---------- Input for this task

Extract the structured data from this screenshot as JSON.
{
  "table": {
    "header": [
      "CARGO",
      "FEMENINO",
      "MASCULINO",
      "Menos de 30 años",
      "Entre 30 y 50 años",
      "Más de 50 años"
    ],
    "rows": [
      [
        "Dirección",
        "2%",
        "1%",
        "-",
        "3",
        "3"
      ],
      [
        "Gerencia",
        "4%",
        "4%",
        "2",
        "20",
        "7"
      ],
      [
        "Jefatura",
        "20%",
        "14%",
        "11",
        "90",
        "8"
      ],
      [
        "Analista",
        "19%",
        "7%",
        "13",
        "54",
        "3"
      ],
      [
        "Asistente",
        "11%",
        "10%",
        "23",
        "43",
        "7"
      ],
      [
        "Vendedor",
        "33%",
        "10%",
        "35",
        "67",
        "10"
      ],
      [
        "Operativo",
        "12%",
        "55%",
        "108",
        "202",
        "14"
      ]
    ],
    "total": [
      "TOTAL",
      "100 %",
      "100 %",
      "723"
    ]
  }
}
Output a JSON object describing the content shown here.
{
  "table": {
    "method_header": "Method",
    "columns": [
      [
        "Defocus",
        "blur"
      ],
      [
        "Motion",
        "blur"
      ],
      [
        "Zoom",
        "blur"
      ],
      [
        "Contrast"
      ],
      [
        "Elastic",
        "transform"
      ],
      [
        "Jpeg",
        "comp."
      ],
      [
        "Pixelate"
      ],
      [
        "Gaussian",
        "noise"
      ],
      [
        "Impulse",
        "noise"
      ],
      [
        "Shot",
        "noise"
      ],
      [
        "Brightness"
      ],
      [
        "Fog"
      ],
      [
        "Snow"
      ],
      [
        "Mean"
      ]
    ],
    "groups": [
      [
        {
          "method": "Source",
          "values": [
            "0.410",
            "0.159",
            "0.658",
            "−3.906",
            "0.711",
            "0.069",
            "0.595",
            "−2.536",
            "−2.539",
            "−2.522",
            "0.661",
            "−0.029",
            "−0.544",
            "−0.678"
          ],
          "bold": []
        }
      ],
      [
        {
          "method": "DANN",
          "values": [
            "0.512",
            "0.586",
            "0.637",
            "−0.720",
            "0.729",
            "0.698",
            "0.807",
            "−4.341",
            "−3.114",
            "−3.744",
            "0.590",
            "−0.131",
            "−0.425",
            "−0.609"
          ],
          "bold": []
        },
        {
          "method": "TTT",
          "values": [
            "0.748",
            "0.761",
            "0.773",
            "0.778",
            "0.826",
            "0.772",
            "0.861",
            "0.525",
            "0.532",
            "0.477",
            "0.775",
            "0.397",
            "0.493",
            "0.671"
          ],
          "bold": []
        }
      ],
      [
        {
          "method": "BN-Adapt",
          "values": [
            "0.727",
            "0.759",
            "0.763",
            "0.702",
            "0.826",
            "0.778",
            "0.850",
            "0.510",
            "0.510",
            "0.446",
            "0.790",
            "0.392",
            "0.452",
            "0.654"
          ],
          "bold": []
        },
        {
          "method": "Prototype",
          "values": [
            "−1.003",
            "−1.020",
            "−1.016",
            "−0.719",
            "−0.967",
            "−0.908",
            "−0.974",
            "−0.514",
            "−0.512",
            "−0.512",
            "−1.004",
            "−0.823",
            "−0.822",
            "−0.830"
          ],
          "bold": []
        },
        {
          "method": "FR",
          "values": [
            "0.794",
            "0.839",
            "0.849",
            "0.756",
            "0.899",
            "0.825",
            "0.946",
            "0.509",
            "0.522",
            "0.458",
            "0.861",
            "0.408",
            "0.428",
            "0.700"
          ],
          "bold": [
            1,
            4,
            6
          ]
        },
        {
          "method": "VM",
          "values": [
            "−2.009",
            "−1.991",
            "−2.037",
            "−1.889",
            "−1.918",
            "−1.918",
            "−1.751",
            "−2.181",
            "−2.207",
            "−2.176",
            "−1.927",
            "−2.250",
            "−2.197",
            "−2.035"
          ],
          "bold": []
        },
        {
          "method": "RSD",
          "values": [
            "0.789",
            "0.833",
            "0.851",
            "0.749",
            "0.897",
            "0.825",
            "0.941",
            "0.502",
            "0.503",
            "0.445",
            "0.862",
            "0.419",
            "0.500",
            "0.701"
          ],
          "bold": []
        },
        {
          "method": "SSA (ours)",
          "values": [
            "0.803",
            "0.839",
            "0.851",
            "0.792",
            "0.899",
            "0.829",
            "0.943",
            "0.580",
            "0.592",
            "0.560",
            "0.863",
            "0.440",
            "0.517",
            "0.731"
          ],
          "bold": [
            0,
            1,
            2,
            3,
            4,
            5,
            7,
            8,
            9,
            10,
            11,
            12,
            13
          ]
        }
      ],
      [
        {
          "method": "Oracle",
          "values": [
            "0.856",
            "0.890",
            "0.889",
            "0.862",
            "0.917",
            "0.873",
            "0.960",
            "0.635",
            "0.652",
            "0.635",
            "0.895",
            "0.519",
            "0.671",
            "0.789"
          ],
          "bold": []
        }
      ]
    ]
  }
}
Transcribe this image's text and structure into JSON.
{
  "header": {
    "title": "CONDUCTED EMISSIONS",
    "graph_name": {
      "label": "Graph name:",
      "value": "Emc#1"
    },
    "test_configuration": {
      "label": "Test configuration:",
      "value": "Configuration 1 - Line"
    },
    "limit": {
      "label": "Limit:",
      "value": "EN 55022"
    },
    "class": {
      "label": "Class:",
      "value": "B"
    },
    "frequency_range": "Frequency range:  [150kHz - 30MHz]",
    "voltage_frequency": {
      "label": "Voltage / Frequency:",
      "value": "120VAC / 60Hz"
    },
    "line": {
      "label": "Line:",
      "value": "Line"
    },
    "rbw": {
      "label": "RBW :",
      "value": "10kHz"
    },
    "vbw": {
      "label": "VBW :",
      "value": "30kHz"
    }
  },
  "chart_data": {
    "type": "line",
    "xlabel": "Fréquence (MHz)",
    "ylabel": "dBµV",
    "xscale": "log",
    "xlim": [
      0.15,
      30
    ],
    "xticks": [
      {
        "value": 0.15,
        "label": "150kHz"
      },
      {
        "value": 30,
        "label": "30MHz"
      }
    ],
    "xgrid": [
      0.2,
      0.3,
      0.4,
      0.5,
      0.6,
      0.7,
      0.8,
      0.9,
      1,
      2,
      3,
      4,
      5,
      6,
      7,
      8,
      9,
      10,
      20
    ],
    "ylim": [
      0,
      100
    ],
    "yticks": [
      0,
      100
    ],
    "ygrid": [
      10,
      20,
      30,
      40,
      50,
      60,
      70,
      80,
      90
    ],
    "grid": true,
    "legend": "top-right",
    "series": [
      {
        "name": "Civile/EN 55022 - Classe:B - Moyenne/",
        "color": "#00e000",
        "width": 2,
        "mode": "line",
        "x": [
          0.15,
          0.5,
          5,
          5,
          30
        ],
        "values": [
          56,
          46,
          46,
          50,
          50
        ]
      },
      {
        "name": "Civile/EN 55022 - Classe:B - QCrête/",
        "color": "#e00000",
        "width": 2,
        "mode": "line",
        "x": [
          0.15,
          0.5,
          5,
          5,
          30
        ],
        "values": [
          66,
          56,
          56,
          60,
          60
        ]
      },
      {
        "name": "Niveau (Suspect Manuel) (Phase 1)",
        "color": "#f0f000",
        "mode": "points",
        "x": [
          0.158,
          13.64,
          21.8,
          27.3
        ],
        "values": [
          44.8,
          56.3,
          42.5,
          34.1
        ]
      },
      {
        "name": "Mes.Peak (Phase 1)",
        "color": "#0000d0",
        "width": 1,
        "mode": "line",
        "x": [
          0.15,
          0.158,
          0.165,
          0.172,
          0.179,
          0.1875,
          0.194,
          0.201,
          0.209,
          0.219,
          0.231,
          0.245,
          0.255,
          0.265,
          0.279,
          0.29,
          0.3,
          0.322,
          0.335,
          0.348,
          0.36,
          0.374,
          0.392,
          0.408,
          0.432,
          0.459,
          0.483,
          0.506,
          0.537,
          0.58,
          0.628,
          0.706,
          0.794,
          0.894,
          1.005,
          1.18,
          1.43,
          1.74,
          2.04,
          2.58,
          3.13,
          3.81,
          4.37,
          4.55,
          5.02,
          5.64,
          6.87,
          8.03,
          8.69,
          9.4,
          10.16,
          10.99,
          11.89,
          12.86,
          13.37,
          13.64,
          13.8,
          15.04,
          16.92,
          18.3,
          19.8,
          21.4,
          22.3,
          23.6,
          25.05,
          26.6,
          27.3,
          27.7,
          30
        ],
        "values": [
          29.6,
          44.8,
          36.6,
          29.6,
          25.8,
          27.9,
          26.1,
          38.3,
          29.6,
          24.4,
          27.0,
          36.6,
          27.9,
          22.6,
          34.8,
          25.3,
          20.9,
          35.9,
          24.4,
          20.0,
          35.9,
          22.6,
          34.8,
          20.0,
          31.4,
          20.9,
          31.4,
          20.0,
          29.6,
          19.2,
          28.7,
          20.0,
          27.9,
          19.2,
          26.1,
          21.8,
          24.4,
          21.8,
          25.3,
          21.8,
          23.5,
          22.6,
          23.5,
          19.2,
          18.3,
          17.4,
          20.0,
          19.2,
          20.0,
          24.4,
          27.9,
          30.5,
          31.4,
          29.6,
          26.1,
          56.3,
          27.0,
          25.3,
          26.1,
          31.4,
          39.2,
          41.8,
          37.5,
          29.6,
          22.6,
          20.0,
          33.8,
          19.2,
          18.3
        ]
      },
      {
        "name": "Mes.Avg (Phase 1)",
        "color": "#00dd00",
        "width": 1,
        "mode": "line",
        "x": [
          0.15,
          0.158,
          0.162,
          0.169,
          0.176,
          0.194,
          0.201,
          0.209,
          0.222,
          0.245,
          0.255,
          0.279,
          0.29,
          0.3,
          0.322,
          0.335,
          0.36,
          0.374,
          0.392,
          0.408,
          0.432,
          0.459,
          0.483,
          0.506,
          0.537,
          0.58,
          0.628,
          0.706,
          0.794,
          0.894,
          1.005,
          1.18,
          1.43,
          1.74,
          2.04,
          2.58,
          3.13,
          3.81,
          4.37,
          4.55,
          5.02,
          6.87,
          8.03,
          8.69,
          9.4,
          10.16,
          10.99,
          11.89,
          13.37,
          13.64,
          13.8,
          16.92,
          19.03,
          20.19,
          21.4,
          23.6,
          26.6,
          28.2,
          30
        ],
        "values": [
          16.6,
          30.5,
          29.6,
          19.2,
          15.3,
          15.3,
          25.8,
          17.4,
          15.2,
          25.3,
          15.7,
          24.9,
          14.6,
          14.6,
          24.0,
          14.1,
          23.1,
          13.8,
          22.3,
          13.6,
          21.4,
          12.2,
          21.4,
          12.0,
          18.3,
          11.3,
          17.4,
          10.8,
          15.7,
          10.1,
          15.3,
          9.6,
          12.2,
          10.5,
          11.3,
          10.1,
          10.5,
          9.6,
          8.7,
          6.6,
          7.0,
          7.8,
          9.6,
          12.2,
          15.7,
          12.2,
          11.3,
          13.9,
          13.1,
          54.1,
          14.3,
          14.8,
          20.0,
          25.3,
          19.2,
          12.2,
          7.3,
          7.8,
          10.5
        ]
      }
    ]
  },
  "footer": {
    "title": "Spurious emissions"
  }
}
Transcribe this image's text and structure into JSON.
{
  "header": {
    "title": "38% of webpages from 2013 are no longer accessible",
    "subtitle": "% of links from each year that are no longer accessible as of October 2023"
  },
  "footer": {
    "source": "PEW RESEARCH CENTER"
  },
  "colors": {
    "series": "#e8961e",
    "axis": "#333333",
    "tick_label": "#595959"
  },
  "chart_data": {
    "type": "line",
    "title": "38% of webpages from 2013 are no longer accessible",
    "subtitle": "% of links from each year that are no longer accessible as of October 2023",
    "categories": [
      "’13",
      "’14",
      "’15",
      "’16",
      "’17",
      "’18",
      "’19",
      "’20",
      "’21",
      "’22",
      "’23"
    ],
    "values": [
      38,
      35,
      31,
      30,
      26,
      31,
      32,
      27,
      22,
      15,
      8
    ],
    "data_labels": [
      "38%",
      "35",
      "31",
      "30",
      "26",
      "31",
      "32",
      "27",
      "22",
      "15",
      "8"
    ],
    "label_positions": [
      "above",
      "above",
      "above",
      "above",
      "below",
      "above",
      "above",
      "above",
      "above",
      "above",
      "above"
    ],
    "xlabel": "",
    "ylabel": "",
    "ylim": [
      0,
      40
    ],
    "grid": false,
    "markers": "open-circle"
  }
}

--------------------

Task instructions
Go through the material above and copy each line that has the word "subtitle".

Result below
    "subtitle": "% of links from each year that are no longer accessible as of October 2023"
    "subtitle": "% of links from each year that are no longer accessible as of October 2023",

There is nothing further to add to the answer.